What the task asks:
Check each line of the data below for the word "einen", then extract the ones that have it.

+ + +

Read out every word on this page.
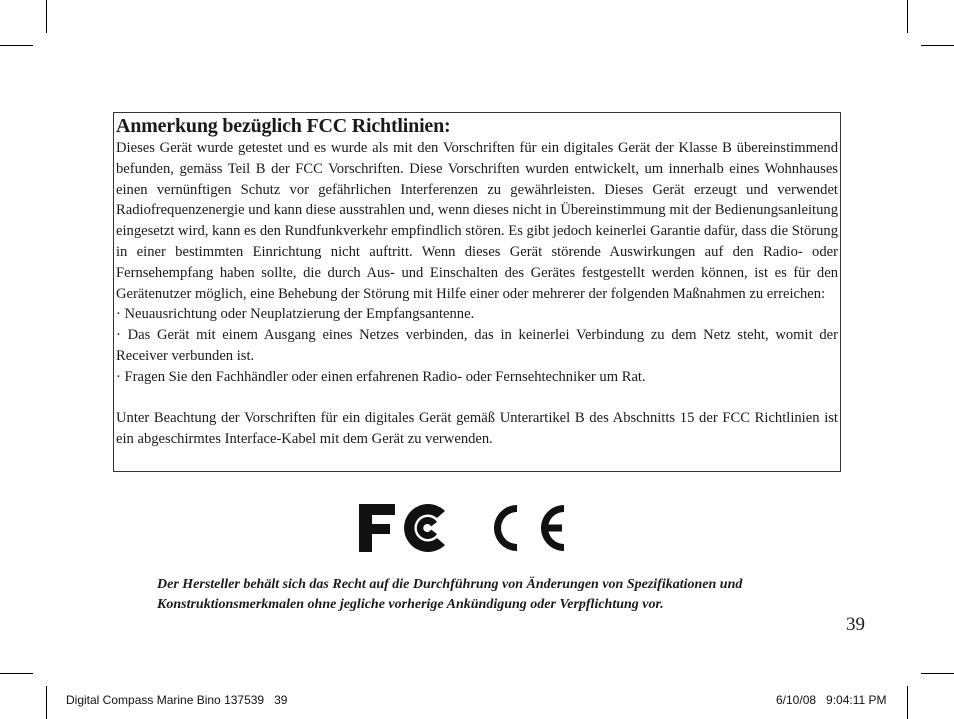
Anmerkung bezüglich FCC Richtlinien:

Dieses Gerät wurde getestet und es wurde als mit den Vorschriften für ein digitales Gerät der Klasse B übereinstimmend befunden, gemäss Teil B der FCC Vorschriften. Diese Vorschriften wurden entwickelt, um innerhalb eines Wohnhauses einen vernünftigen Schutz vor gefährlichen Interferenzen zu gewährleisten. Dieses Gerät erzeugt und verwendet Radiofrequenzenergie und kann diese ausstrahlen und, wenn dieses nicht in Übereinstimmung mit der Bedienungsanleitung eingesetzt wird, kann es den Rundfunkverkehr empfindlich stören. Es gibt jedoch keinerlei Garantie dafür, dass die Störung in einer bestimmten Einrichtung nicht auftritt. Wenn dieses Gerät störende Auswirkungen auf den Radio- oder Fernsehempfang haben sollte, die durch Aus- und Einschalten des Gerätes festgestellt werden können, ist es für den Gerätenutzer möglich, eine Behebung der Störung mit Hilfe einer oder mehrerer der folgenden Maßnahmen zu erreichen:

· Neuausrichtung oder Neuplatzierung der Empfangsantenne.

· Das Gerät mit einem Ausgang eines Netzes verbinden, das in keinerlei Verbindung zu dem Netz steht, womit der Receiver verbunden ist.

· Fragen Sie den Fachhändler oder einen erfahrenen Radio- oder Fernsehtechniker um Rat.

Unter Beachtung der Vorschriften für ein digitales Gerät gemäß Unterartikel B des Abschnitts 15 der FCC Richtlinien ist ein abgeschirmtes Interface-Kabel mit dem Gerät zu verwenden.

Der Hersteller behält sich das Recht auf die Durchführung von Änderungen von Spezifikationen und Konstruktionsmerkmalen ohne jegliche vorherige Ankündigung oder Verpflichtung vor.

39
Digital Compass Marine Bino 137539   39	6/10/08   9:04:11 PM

+ + +

Result for this task:
Dieses Gerät wurde getestet und es wurde als mit den Vorschriften für ein digitales Gerät der Klasse B übereinstimmend befunden, gemäss Teil B der FCC Vorschriften. Diese Vorschriften wurden entwickelt, um innerhalb eines Wohnhauses einen vernünftigen Schutz vor gefährlichen Interferenzen zu gewährleisten. Dieses Gerät erzeugt und verwendet Radiofrequenzenergie und kann diese ausstrahlen und, wenn dieses nicht in Übereinstimmung mit der Bedienungsanleitung eingesetzt wird, kann es den Rundfunkverkehr empfindlich stören. Es gibt jedoch keinerlei Garantie dafür, dass die Störung in einer bestimmten Einrichtung nicht auftritt. Wenn dieses Gerät störende Auswirkungen auf den Radio- oder Fernsehempfang haben sollte, die durch Aus- und Einschalten des Gerätes festgestellt werden können, ist es für den Gerätenutzer möglich, eine Behebung der Störung mit Hilfe einer oder mehrerer der folgenden Maßnahmen zu erreichen:
· Fragen Sie den Fachhändler oder einen erfahrenen Radio- oder Fernsehtechniker um Rat.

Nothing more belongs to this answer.